### WRITTEN REQUEST
Gather from the material every line that contains the string "JPEG".
----- SUPPLIED MATERIAL
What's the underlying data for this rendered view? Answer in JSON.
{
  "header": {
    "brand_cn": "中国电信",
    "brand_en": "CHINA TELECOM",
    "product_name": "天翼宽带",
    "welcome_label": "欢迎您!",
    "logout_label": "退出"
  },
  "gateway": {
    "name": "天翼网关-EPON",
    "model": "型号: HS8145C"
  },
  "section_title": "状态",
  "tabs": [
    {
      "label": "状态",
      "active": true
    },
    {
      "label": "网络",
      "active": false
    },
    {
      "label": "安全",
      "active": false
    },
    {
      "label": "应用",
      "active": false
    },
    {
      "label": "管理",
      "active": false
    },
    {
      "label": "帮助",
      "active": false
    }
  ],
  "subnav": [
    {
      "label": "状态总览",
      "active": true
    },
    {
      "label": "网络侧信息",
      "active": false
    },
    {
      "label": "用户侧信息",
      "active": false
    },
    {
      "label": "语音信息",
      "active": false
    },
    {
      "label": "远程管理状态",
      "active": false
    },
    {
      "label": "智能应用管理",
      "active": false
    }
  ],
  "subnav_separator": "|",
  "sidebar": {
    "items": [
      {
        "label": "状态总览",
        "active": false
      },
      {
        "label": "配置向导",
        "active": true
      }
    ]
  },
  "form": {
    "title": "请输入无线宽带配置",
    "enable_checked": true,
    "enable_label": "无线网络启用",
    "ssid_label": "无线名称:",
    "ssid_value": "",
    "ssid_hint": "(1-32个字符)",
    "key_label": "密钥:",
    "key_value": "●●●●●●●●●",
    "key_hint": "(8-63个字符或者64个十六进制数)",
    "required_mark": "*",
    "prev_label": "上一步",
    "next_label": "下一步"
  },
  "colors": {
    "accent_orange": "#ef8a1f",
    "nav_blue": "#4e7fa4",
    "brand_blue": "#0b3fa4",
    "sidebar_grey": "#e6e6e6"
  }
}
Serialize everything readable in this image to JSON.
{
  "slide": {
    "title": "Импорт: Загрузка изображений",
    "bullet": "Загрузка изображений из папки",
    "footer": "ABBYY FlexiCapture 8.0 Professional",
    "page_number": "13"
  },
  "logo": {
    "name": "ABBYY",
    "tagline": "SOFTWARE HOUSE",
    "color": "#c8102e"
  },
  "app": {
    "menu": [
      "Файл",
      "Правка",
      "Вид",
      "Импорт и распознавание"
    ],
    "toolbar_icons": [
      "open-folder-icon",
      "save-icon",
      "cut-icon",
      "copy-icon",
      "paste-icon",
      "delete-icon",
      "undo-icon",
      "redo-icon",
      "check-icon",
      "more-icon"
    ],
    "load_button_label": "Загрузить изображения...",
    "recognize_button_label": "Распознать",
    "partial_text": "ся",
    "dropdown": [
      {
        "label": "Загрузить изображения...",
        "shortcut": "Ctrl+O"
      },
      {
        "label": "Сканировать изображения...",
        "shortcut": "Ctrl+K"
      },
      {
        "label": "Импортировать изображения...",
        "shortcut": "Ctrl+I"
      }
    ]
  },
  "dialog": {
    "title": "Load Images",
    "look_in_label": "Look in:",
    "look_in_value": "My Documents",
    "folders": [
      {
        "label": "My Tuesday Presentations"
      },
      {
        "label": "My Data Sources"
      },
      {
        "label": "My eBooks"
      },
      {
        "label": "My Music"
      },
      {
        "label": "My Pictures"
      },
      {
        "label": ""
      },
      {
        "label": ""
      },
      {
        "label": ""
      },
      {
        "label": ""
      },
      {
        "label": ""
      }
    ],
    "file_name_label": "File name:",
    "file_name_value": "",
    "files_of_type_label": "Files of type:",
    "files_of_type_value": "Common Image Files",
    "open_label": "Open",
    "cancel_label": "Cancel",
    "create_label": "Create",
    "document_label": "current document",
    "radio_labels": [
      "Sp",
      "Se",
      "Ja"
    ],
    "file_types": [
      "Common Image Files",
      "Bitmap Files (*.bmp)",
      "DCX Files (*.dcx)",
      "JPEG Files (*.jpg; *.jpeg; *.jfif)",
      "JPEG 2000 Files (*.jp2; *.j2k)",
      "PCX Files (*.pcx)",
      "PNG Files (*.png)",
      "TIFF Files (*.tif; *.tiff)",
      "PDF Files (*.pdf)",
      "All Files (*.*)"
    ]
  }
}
----------
### EXPECTED ANSWER
      "JPEG Files (*.jpg; *.jpeg; *.jfif)",
      "JPEG 2000 Files (*.jp2; *.j2k)",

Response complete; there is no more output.